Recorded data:
# # # # #
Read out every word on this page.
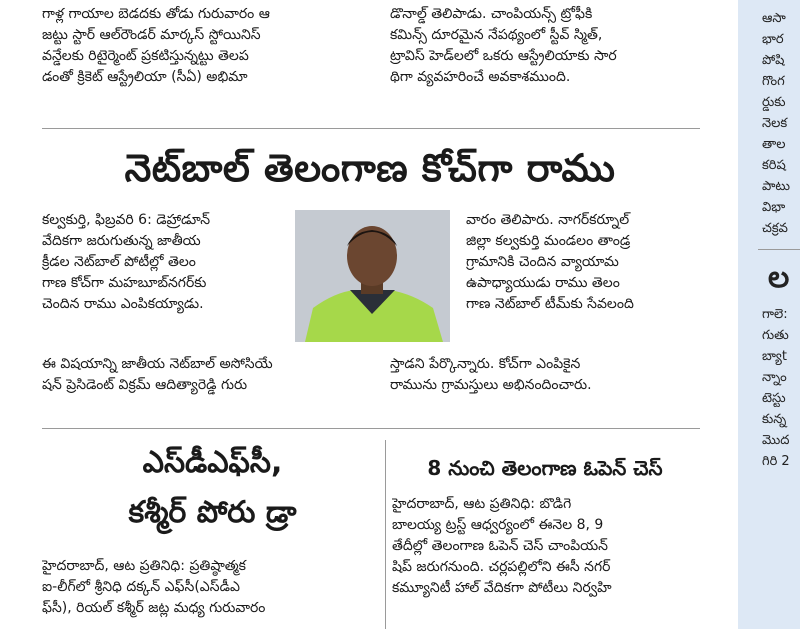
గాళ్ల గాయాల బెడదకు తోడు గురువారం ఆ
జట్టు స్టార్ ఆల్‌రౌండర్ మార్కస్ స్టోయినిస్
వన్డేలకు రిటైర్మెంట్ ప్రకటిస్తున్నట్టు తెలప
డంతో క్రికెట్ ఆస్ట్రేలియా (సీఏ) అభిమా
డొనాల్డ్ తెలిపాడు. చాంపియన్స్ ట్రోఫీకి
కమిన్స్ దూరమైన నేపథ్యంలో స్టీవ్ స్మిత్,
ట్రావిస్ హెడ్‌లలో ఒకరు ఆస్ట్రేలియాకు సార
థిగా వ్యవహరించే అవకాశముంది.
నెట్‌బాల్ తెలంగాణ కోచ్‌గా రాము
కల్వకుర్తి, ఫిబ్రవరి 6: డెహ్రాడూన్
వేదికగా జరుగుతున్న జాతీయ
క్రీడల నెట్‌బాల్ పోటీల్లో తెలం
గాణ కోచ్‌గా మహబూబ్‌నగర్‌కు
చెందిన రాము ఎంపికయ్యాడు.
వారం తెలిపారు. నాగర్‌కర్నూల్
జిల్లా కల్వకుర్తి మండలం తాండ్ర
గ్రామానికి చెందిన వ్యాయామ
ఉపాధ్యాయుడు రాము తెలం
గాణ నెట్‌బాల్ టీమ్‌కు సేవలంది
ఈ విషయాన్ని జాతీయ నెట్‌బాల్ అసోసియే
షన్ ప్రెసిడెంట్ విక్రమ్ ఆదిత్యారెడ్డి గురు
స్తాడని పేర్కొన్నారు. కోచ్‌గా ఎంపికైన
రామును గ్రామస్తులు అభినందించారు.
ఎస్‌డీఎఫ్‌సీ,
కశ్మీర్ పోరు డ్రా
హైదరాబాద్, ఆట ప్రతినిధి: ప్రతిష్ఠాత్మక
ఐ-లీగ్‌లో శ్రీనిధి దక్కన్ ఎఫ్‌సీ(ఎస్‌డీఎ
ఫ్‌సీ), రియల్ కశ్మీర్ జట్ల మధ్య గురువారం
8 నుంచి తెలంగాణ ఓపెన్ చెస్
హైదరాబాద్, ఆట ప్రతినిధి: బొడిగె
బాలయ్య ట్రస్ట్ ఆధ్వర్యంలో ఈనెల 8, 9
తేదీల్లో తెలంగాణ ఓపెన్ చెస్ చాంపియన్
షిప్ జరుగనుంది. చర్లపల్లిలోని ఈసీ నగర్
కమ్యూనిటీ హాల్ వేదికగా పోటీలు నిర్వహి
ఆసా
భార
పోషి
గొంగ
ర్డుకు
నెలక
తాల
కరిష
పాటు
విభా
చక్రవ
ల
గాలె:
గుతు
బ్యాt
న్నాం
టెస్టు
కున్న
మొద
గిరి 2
# # # # #
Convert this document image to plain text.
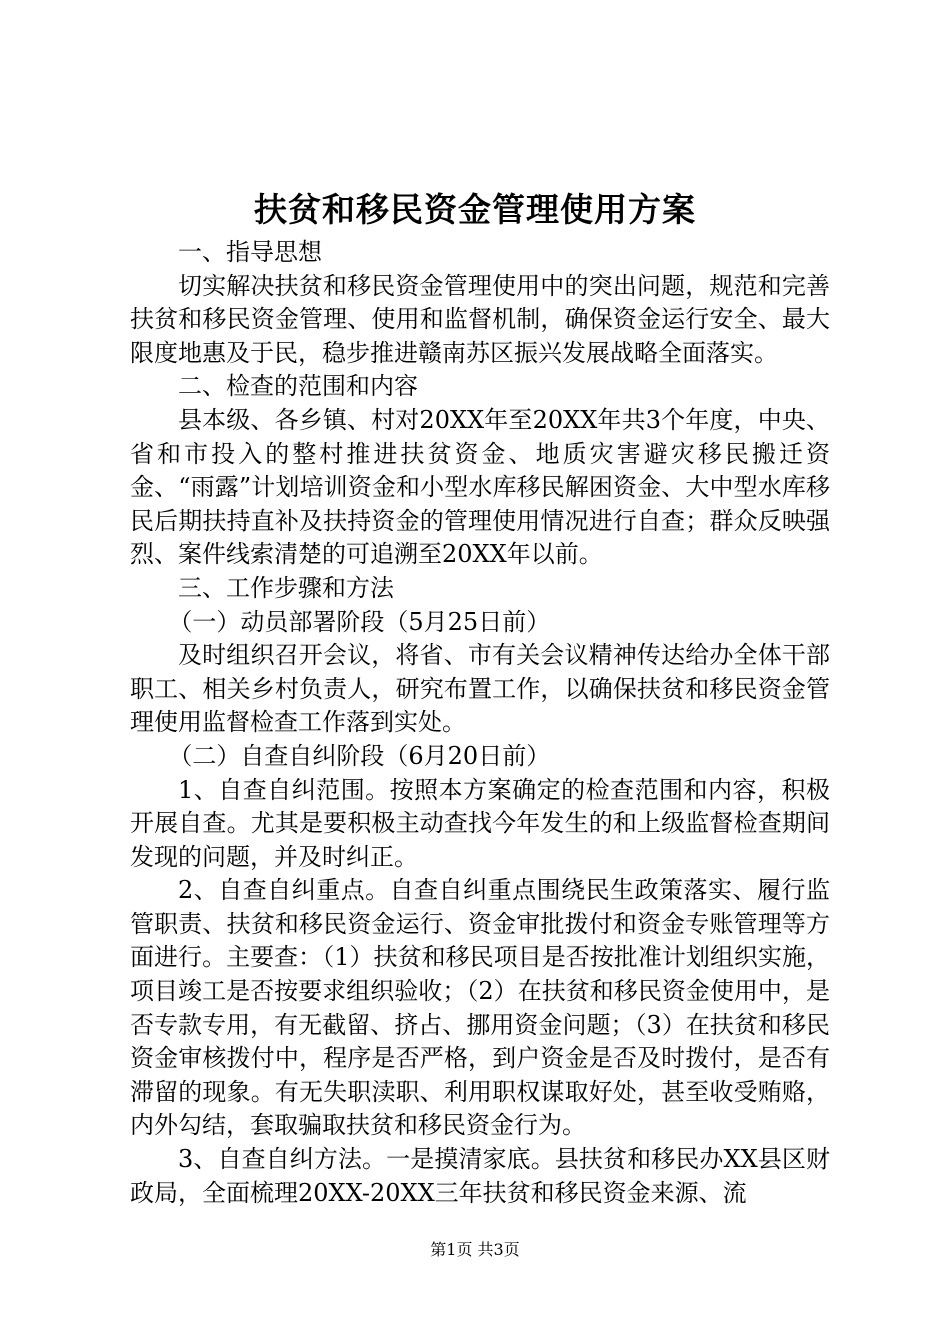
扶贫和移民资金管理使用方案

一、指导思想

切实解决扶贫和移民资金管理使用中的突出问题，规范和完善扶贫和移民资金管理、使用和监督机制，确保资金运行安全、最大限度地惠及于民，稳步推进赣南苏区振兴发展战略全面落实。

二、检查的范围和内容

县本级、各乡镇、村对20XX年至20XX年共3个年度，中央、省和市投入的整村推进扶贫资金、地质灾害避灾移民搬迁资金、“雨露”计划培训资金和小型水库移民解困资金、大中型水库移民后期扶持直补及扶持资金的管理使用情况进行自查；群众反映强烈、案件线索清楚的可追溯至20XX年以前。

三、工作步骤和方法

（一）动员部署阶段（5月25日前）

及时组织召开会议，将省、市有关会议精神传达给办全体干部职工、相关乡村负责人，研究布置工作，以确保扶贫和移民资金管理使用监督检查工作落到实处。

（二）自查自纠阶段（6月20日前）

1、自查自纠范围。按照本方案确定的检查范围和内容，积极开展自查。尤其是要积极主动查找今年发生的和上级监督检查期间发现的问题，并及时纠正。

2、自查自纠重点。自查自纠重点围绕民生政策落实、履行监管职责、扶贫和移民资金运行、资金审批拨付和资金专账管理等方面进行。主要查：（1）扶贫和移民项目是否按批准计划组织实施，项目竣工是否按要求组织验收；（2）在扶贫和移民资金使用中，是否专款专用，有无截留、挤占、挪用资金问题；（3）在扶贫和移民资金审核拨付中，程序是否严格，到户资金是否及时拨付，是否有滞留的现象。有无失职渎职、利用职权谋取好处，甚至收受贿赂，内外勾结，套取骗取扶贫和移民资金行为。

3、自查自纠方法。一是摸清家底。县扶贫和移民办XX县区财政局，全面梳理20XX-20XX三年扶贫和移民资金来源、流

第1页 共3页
# # # # #
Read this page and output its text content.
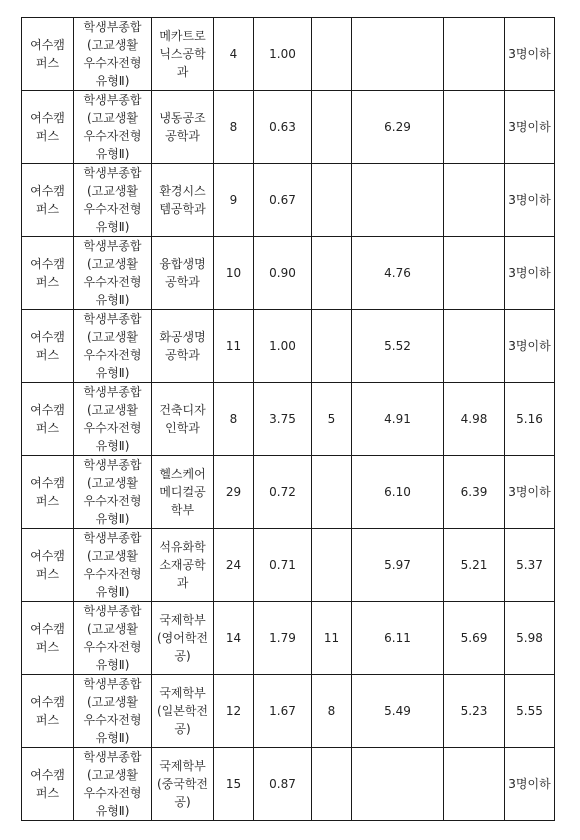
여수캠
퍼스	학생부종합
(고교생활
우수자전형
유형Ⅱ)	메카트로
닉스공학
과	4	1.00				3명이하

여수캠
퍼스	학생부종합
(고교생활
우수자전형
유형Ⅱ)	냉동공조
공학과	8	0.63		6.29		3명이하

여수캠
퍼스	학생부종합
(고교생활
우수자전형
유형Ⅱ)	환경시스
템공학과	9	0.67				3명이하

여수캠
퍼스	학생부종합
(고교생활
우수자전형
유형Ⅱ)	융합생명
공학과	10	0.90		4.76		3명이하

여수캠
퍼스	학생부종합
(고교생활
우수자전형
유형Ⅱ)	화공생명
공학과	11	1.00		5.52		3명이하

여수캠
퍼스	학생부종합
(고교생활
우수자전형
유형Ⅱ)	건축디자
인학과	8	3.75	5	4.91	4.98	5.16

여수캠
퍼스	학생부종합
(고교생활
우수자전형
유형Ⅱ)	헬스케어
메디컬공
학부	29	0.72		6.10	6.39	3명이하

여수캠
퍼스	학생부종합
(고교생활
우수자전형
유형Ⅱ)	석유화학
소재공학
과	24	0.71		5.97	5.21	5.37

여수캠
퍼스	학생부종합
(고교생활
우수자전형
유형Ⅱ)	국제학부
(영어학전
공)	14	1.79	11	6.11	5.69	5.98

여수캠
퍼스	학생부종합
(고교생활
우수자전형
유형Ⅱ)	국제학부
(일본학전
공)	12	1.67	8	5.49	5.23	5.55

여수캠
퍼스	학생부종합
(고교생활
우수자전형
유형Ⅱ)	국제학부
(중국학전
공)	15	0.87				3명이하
# # # # #
> [Exercise task]
Work out how many lines of the listing above include the word "this". Reply with nothing but the count.

> [Output of the exercise]
3